[Dataset items]
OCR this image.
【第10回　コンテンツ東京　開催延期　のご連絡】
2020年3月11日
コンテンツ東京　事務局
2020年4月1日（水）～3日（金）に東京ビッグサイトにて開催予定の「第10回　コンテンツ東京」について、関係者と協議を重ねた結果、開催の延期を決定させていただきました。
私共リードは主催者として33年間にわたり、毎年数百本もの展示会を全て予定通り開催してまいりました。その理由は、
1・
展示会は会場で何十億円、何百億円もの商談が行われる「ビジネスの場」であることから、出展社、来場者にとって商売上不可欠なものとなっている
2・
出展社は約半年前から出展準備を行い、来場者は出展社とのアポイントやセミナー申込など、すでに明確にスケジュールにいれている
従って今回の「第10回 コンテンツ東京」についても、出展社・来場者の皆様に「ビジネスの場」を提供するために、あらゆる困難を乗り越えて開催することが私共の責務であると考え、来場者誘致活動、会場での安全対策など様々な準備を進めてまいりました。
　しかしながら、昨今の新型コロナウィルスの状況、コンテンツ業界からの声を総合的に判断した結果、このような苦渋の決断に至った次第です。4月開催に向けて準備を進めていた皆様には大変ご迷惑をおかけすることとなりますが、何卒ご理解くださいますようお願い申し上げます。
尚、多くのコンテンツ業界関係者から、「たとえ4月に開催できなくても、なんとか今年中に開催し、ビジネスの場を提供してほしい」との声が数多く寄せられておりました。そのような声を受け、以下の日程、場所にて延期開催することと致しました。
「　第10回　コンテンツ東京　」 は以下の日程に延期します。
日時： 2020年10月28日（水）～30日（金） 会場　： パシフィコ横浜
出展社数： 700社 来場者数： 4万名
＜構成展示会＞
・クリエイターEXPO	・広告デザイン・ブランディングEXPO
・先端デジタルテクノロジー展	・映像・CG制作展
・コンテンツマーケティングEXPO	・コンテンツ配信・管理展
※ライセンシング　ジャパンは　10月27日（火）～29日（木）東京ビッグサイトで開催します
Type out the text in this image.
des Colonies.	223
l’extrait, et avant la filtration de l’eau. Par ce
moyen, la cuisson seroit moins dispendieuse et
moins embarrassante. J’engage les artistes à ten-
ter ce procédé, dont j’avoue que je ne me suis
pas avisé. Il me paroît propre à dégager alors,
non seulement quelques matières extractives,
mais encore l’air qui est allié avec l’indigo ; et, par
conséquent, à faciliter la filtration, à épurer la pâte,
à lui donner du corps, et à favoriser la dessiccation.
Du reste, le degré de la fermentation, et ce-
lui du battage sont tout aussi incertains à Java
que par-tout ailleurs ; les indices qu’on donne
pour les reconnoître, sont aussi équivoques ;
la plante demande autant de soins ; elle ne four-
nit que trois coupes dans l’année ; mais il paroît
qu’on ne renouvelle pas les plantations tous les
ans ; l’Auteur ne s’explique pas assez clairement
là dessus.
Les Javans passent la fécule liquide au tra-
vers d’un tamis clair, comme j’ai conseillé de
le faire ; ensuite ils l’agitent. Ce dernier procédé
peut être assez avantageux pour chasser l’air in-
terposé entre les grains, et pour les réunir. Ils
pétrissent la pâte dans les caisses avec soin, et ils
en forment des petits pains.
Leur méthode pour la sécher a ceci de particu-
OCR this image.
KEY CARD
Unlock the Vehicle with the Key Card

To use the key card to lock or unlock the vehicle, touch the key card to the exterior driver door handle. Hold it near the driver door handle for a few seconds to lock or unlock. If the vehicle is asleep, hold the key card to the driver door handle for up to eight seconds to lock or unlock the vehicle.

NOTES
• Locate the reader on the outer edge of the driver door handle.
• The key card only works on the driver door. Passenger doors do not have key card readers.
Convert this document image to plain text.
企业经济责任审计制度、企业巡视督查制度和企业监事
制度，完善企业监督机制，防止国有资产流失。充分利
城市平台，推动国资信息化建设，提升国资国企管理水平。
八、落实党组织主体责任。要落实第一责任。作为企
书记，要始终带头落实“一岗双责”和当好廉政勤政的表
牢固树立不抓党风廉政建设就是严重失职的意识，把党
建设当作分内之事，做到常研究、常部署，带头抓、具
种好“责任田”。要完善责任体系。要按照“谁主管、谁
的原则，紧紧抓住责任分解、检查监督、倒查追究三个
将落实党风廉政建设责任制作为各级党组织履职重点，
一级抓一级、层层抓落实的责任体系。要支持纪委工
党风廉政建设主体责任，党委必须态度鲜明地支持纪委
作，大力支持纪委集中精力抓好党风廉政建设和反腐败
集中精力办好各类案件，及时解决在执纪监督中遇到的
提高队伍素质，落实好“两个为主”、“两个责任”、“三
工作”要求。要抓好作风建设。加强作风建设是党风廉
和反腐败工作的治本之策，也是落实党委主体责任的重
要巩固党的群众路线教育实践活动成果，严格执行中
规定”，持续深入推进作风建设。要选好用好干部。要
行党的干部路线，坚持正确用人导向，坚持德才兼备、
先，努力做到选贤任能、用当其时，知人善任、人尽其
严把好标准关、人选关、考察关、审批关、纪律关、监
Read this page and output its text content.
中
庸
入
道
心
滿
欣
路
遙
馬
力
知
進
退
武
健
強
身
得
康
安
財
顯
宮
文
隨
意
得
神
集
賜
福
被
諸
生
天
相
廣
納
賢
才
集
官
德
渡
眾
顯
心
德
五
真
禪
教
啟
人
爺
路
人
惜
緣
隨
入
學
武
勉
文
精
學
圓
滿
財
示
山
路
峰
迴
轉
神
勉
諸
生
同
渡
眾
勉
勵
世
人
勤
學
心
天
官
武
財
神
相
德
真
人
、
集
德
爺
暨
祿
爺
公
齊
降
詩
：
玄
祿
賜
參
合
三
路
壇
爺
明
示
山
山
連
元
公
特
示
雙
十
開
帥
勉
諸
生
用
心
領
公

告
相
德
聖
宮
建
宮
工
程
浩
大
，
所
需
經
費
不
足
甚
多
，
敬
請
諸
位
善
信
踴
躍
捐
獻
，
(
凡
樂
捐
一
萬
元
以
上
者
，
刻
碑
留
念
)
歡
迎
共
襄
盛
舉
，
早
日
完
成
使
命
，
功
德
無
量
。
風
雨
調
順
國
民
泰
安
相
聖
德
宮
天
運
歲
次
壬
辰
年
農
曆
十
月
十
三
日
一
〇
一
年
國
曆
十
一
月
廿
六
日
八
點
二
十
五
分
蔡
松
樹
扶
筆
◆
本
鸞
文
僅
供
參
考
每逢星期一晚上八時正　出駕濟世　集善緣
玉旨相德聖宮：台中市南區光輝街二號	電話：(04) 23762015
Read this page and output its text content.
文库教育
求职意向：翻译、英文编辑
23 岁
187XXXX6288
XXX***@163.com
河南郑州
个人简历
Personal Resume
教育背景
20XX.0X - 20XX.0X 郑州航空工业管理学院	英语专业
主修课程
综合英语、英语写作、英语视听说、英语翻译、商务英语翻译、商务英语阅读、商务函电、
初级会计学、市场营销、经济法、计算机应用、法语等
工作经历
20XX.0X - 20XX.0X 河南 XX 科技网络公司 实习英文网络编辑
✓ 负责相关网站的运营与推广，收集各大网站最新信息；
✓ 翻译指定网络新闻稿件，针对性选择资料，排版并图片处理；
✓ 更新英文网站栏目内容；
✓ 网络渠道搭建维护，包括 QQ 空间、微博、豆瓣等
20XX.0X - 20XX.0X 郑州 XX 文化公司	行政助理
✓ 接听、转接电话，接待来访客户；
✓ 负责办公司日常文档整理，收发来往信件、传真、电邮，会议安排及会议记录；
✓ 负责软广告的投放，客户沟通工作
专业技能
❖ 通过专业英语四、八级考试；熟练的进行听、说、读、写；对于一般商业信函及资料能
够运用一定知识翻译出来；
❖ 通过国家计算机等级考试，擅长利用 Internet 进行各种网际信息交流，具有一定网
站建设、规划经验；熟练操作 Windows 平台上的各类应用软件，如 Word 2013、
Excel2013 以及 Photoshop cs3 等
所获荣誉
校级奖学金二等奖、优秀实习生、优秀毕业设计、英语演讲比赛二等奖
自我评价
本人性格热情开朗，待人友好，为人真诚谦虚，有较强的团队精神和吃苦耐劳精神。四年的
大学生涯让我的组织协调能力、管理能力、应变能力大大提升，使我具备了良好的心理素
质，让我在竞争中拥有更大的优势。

:: OBJECTIVE ::
Collect every line from the records above that contains the word "mais".

:: RESPONSE ::
mais encore l’air qui est allié avec l’indigo ; et, par
nit que trois coupes dans l’année ; mais il paroît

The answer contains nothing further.